→ **Stated exercise**
Write out the records again, exactly, leaving none out.

++++++++++++++++++++

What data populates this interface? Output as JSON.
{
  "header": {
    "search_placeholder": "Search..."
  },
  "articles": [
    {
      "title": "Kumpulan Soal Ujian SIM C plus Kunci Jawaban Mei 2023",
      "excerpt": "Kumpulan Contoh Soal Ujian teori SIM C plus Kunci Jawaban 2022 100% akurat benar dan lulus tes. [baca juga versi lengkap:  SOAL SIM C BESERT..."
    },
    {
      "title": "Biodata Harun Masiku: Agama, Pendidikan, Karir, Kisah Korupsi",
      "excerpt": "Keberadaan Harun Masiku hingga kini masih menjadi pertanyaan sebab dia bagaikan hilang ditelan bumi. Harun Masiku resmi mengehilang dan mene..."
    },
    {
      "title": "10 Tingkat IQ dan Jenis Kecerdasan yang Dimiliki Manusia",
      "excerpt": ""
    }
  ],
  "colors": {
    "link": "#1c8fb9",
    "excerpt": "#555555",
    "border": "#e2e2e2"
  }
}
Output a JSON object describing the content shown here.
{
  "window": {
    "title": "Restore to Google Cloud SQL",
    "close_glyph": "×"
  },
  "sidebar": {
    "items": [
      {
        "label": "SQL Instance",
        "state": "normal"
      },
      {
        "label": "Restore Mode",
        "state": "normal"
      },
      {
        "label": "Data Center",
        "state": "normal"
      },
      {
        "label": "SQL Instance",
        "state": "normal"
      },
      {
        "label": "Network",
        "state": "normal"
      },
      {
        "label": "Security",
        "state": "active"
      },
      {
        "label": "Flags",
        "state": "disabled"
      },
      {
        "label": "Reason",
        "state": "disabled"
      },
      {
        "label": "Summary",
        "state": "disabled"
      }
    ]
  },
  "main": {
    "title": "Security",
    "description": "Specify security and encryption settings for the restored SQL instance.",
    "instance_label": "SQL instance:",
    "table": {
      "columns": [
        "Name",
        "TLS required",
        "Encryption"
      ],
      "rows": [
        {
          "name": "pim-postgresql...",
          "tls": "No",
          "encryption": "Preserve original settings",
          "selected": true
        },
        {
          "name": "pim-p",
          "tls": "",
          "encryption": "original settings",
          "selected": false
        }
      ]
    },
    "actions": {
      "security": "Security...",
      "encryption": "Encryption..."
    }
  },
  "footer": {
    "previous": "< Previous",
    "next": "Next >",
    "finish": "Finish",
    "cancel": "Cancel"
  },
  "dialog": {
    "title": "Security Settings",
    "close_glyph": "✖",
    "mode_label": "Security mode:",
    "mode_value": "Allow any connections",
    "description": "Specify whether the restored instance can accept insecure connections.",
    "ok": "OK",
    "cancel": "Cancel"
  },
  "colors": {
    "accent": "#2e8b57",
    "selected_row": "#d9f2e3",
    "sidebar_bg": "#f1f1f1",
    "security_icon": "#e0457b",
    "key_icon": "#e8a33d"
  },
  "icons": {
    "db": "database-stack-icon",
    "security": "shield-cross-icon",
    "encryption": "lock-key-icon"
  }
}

++++++++++++++++++++

→ **Final result**
What data populates this interface? Output as JSON.
{
  "header": {
    "search_placeholder": "Search..."
  },
  "articles": [
    {
      "title": "Kumpulan Soal Ujian SIM C plus Kunci Jawaban Mei 2023",
      "excerpt": "Kumpulan Contoh Soal Ujian teori SIM C plus Kunci Jawaban 2022 100% akurat benar dan lulus tes. [baca juga versi lengkap:  SOAL SIM C BESERT..."
    },
    {
      "title": "Biodata Harun Masiku: Agama, Pendidikan, Karir, Kisah Korupsi",
      "excerpt": "Keberadaan Harun Masiku hingga kini masih menjadi pertanyaan sebab dia bagaikan hilang ditelan bumi. Harun Masiku resmi mengehilang dan mene..."
    },
    {
      "title": "10 Tingkat IQ dan Jenis Kecerdasan yang Dimiliki Manusia",
      "excerpt": ""
    }
  ],
  "colors": {
    "link": "#1c8fb9",
    "excerpt": "#555555",
    "border": "#e2e2e2"
  }
}
Output a JSON object describing the content shown here.
{
  "window": {
    "title": "Restore to Google Cloud SQL",
    "close_glyph": "×"
  },
  "sidebar": {
    "items": [
      {
        "label": "SQL Instance",
        "state": "normal"
      },
      {
        "label": "Restore Mode",
        "state": "normal"
      },
      {
        "label": "Data Center",
        "state": "normal"
      },
      {
        "label": "SQL Instance",
        "state": "normal"
      },
      {
        "label": "Network",
        "state": "normal"
      },
      {
        "label": "Security",
        "state": "active"
      },
      {
        "label": "Flags",
        "state": "disabled"
      },
      {
        "label": "Reason",
        "state": "disabled"
      },
      {
        "label": "Summary",
        "state": "disabled"
      }
    ]
  },
  "main": {
    "title": "Security",
    "description": "Specify security and encryption settings for the restored SQL instance.",
    "instance_label": "SQL instance:",
    "table": {
      "columns": [
        "Name",
        "TLS required",
        "Encryption"
      ],
      "rows": [
        {
          "name": "pim-postgresql...",
          "tls": "No",
          "encryption": "Preserve original settings",
          "selected": true
        },
        {
          "name": "pim-p",
          "tls": "",
          "encryption": "original settings",
          "selected": false
        }
      ]
    },
    "actions": {
      "security": "Security...",
      "encryption": "Encryption..."
    }
  },
  "footer": {
    "previous": "< Previous",
    "next": "Next >",
    "finish": "Finish",
    "cancel": "Cancel"
  },
  "dialog": {
    "title": "Security Settings",
    "close_glyph": "✖",
    "mode_label": "Security mode:",
    "mode_value": "Allow any connections",
    "description": "Specify whether the restored instance can accept insecure connections.",
    "ok": "OK",
    "cancel": "Cancel"
  },
  "colors": {
    "accent": "#2e8b57",
    "selected_row": "#d9f2e3",
    "sidebar_bg": "#f1f1f1",
    "security_icon": "#e0457b",
    "key_icon": "#e8a33d"
  },
  "icons": {
    "db": "database-stack-icon",
    "security": "shield-cross-icon",
    "encryption": "lock-key-icon"
  }
}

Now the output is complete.